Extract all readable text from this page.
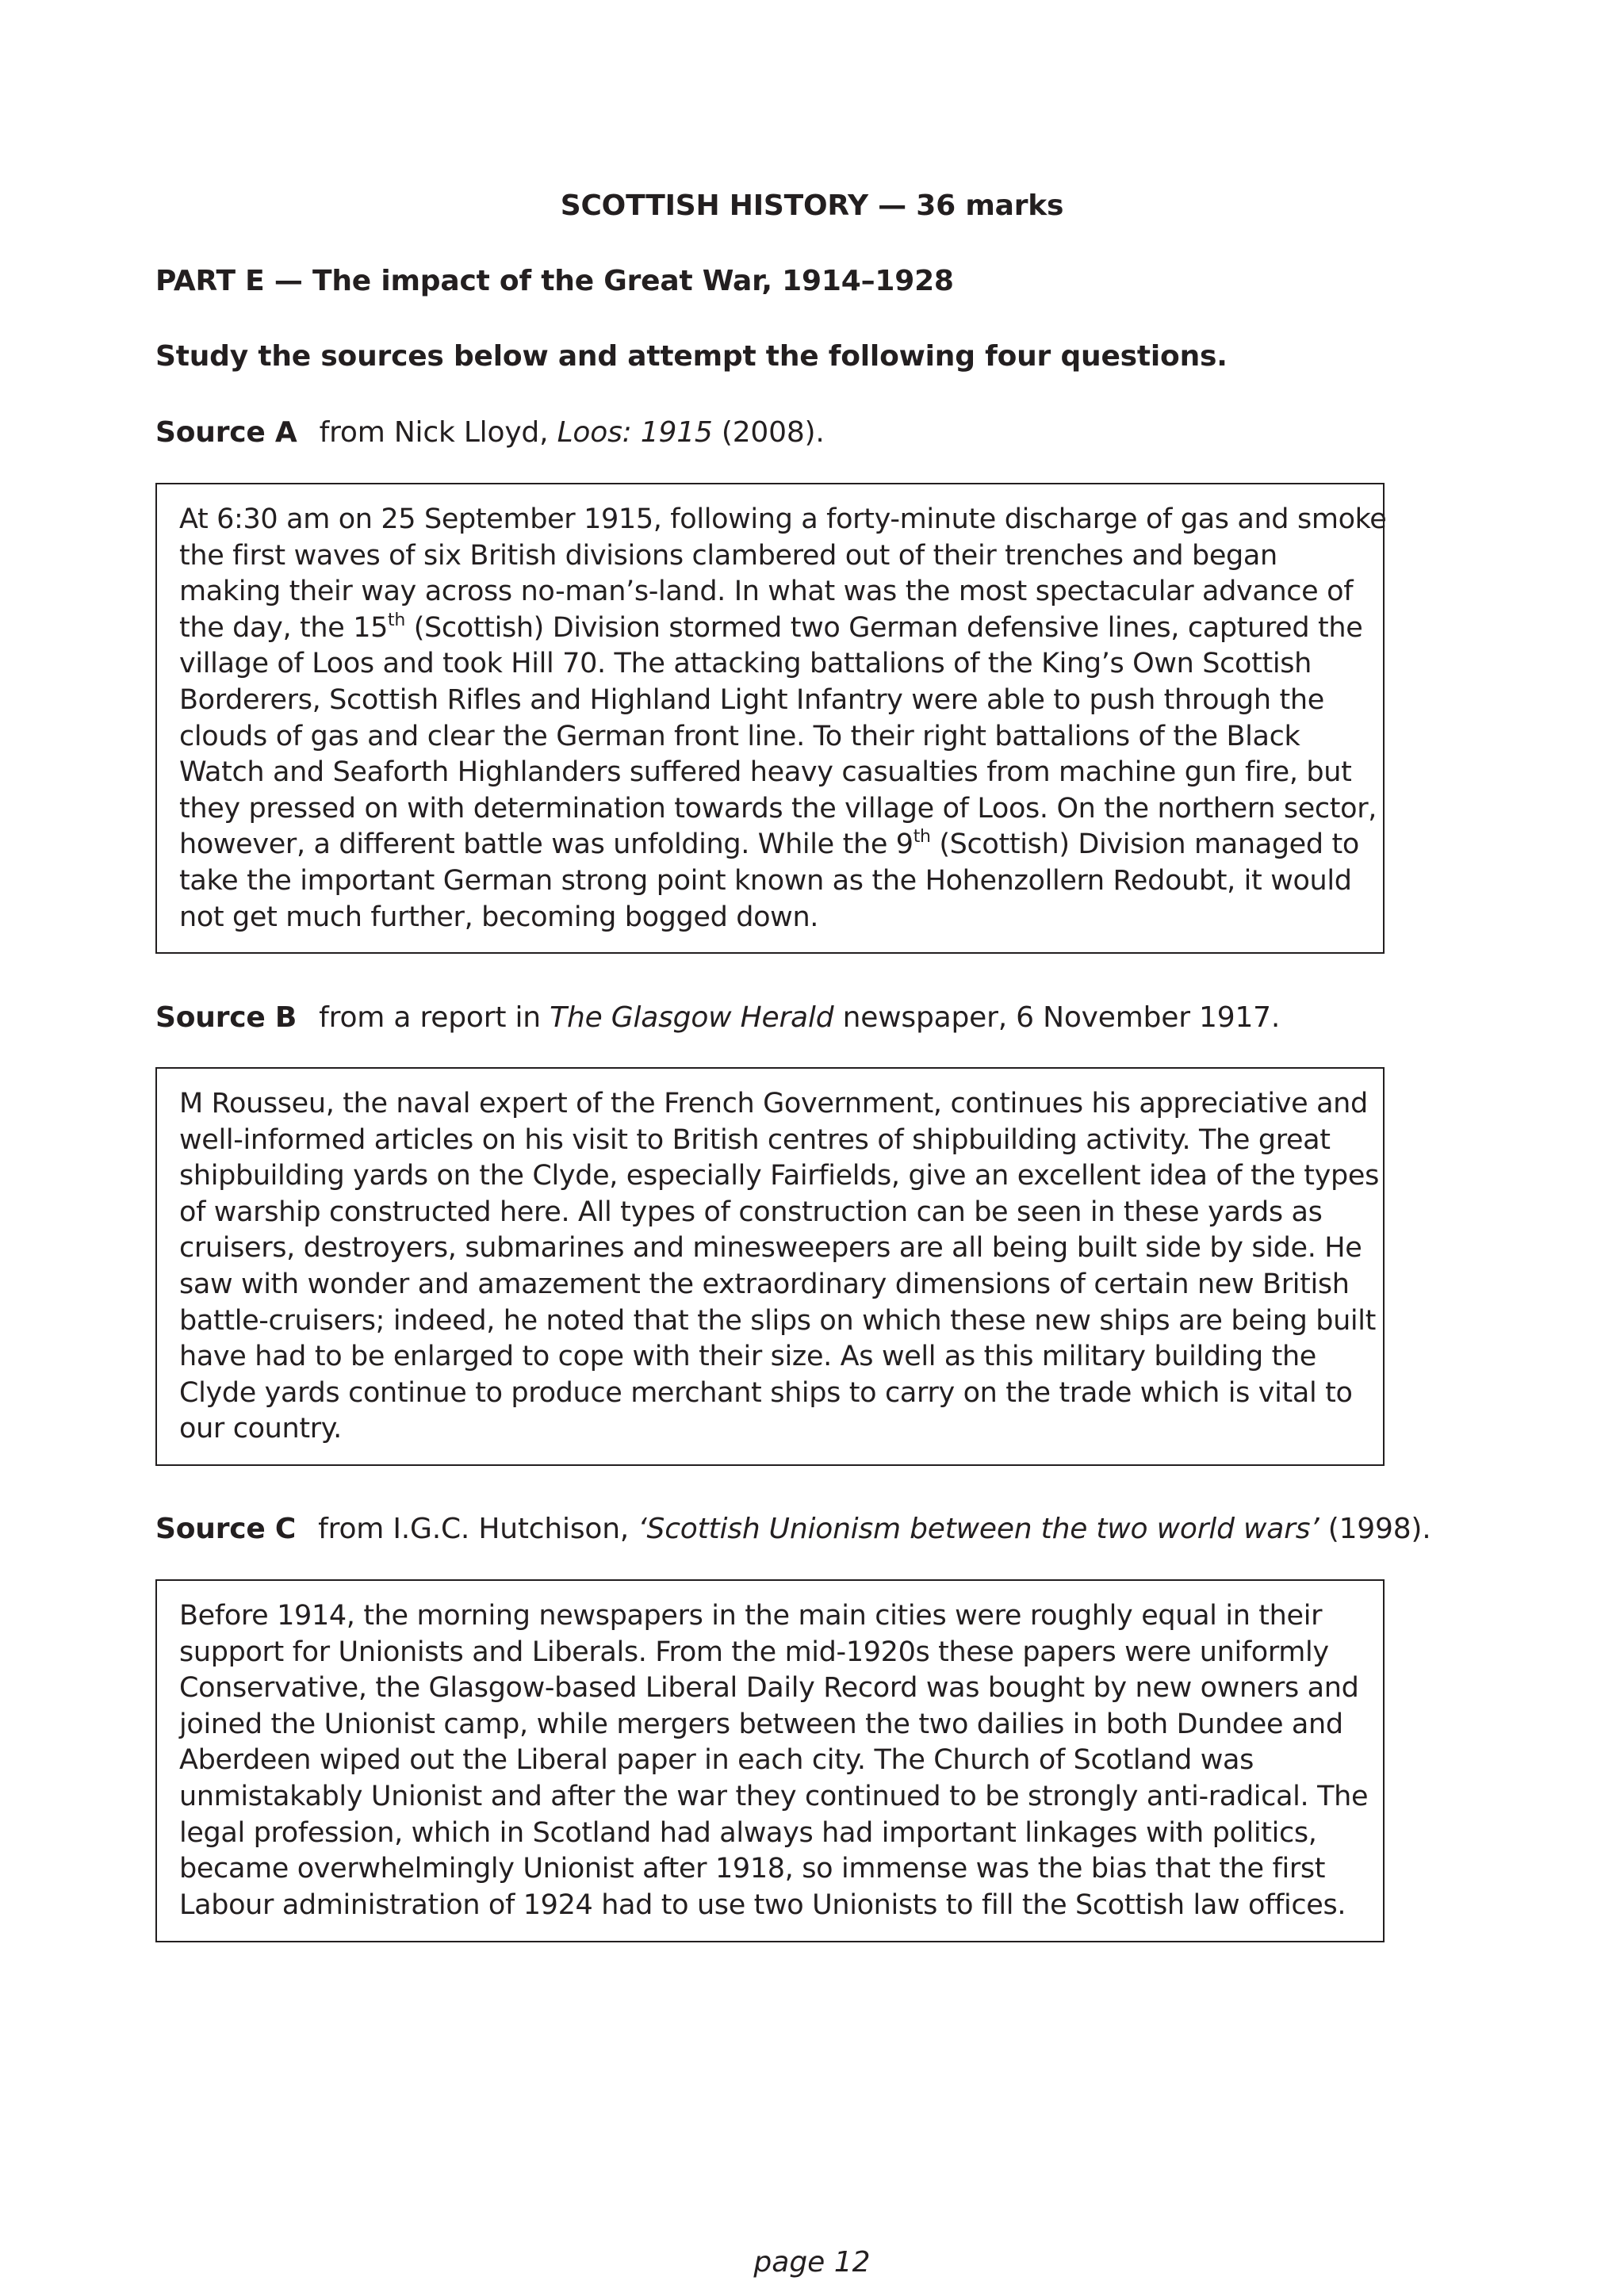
SCOTTISH HISTORY — 36 marks
PART E — The impact of the Great War, 1914–1928
Study the sources below and attempt the following four questions.
Source A from Nick Lloyd, Loos: 1915 (2008).
At 6:30 am on 25 September 1915, following a forty-minute discharge of gas and smoke
the first waves of six British divisions clambered out of their trenches and began
making their way across no-man’s-land. In what was the most spectacular advance of
the day, the 15th (Scottish) Division stormed two German defensive lines, captured the
village of Loos and took Hill 70. The attacking battalions of the King’s Own Scottish
Borderers, Scottish Rifles and Highland Light Infantry were able to push through the
clouds of gas and clear the German front line. To their right battalions of the Black
Watch and Seaforth Highlanders suffered heavy casualties from machine gun fire, but
they pressed on with determination towards the village of Loos. On the northern sector,
however, a different battle was unfolding. While the 9th (Scottish) Division managed to
take the important German strong point known as the Hohenzollern Redoubt, it would
not get much further, becoming bogged down.
Source B from a report in The Glasgow Herald newspaper, 6 November 1917.
M Rousseu, the naval expert of the French Government, continues his appreciative and
well-informed articles on his visit to British centres of shipbuilding activity. The great
shipbuilding yards on the Clyde, especially Fairfields, give an excellent idea of the types
of warship constructed here. All types of construction can be seen in these yards as
cruisers, destroyers, submarines and minesweepers are all being built side by side. He
saw with wonder and amazement the extraordinary dimensions of certain new British
battle-cruisers; indeed, he noted that the slips on which these new ships are being built
have had to be enlarged to cope with their size. As well as this military building the
Clyde yards continue to produce merchant ships to carry on the trade which is vital to
our country.
Source C from I.G.C. Hutchison, ‘Scottish Unionism between the two world wars’ (1998).
Before 1914, the morning newspapers in the main cities were roughly equal in their
support for Unionists and Liberals. From the mid-1920s these papers were uniformly
Conservative, the Glasgow-based Liberal Daily Record was bought by new owners and
joined the Unionist camp, while mergers between the two dailies in both Dundee and
Aberdeen wiped out the Liberal paper in each city. The Church of Scotland was
unmistakably Unionist and after the war they continued to be strongly anti-radical. The
legal profession, which in Scotland had always had important linkages with politics,
became overwhelmingly Unionist after 1918, so immense was the bias that the first
Labour administration of 1924 had to use two Unionists to fill the Scottish law offices.
page 12
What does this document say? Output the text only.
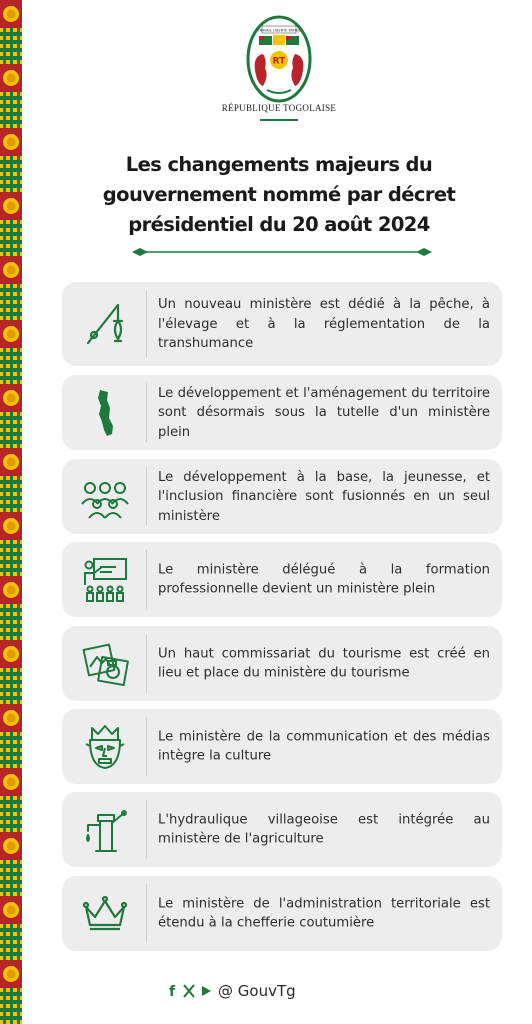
TRAVAIL LIBERTÉ PATRIE
RT
RÉPUBLIQUE TOGOLAISE
Les changements majeurs du
gouvernement nommé par décret
présidentiel du 20 août 2024
Un nouveau ministère est dédié à la pêche, à l'élevage et à la réglementation de la transhumance
Le développement et l'aménagement du territoire sont désormais sous la tutelle d'un ministère plein
Le développement à la base, la jeunesse, et l'inclusion financière sont fusionnés en un seul ministère
Le ministère délégué à la formation professionnelle devient un ministère plein
Un haut commissariat du tourisme est créé en lieu et place du ministère du tourisme
Le ministère de la communication et des médias intègre la culture
L'hydraulique villageoise est intégrée au ministère de l'agriculture
Le ministère de l'administration territoriale est étendu à la chefferie coutumière
f	@ GouvTg
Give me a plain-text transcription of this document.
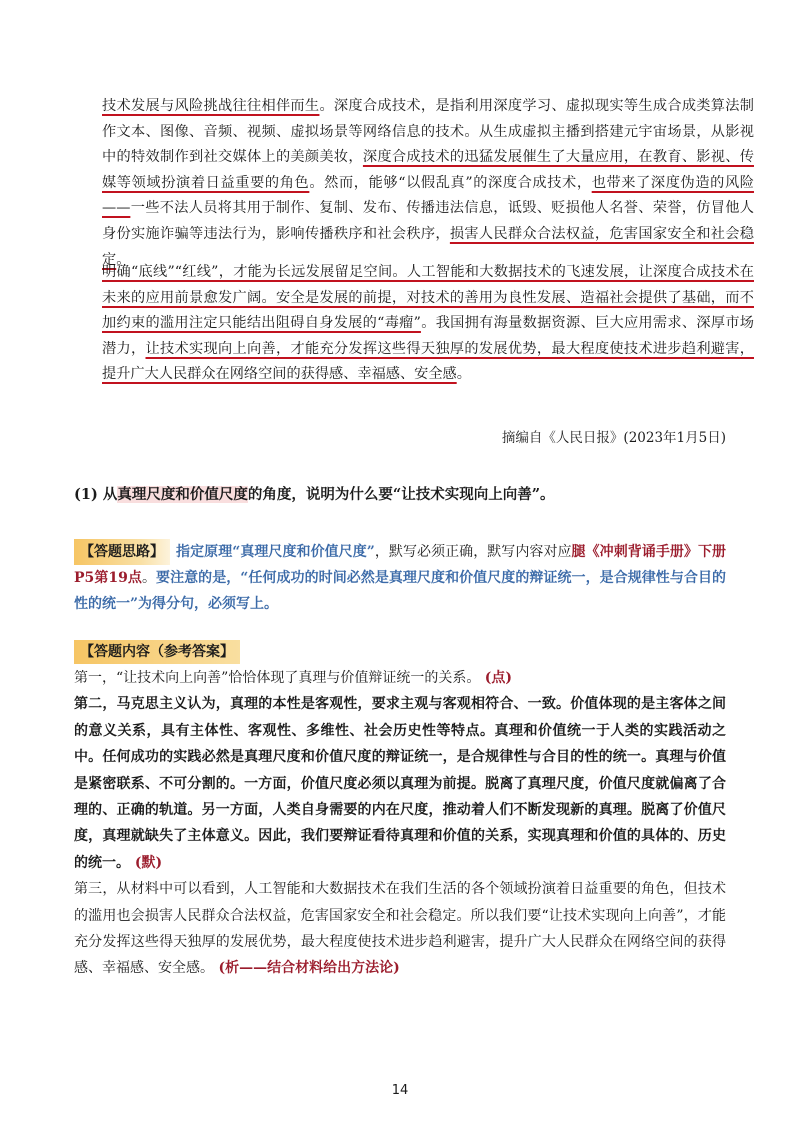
技术发展与风险挑战往往相伴而生。深度合成技术，是指利用深度学习、虚拟现实等生成合成类算法制作文本、图像、音频、视频、虚拟场景等网络信息的技术。从生成虚拟主播到搭建元宇宙场景，从影视中的特效制作到社交媒体上的美颜美妆，深度合成技术的迅猛发展催生了大量应用，在教育、影视、传媒等领域扮演着日益重要的角色。然而，能够“以假乱真”的深度合成技术，也带来了深度伪造的风险——一些不法人员将其用于制作、复制、发布、传播违法信息，诋毁、贬损他人名誉、荣誉，仿冒他人身份实施诈骗等违法行为，影响传播秩序和社会秩序，损害人民群众合法权益，危害国家安全和社会稳定。

明确“底线”“红线”，才能为长远发展留足空间。人工智能和大数据技术的飞速发展，让深度合成技术在未来的应用前景愈发广阔。安全是发展的前提，对技术的善用为良性发展、造福社会提供了基础，而不加约束的滥用注定只能结出阻碍自身发展的“毒瘤”。我国拥有海量数据资源、巨大应用需求、深厚市场潜力，让技术实现向上向善，才能充分发挥这些得天独厚的发展优势，最大程度使技术进步趋利避害，提升广大人民群众在网络空间的获得感、幸福感、安全感。

摘编自《人民日报》(2023年1月5日)
(1) 从真理尺度和价值尺度的角度，说明为什么要“让技术实现向上向善”。
【答题思路】 指定原理“真理尺度和价值尺度”，默写必须正确，默写内容对应腿《冲刺背诵手册》下册P5第19点。要注意的是，“任何成功的时间必然是真理尺度和价值尺度的辩证统一，是合规律性与合目的性的统一”为得分句，必须写上。
【答题内容（参考答案】

第一，“让技术向上向善”恰恰体现了真理与价值辩证统一的关系。 (点)

第二，马克思主义认为，真理的本性是客观性，要求主观与客观相符合、一致。价值体现的是主客体之间的意义关系，具有主体性、客观性、多维性、社会历史性等特点。真理和价值统一于人类的实践活动之中。任何成功的实践必然是真理尺度和价值尺度的辩证统一，是合规律性与合目的性的统一。真理与价值是紧密联系、不可分割的。一方面，价值尺度必须以真理为前提。脱离了真理尺度，价值尺度就偏离了合理的、正确的轨道。另一方面，人类自身需要的内在尺度，推动着人们不断发现新的真理。脱离了价值尺度，真理就缺失了主体意义。因此，我们要辩证看待真理和价值的关系，实现真理和价值的具体的、历史的统一。 (默)

第三，从材料中可以看到，人工智能和大数据技术在我们生活的各个领域扮演着日益重要的角色，但技术的滥用也会损害人民群众合法权益，危害国家安全和社会稳定。所以我们要“让技术实现向上向善”，才能充分发挥这些得天独厚的发展优势，最大程度使技术进步趋利避害，提升广大人民群众在网络空间的获得感、幸福感、安全感。 (析——结合材料给出方法论)

14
########
TASK PROMPT: Copy out each line of the material that holds the word "让技术实现向上向善".

TASK RESPONSE:
明确“底线”“红线”，才能为长远发展留足空间。人工智能和大数据技术的飞速发展，让深度合成技术在未来的应用前景愈发广阔。安全是发展的前提，对技术的善用为良性发展、造福社会提供了基础，而不加约束的滥用注定只能结出阻碍自身发展的“毒瘤”。我国拥有海量数据资源、巨大应用需求、深厚市场潜力，让技术实现向上向善，才能充分发挥这些得天独厚的发展优势，最大程度使技术进步趋利避害，提升广大人民群众在网络空间的获得感、幸福感、安全感。
(1) 从真理尺度和价值尺度的角度，说明为什么要“让技术实现向上向善”。
第三，从材料中可以看到，人工智能和大数据技术在我们生活的各个领域扮演着日益重要的角色，但技术的滥用也会损害人民群众合法权益，危害国家安全和社会稳定。所以我们要“让技术实现向上向善”，才能充分发挥这些得天独厚的发展优势，最大程度使技术进步趋利避害，提升广大人民群众在网络空间的获得感、幸福感、安全感。 (析——结合材料给出方法论)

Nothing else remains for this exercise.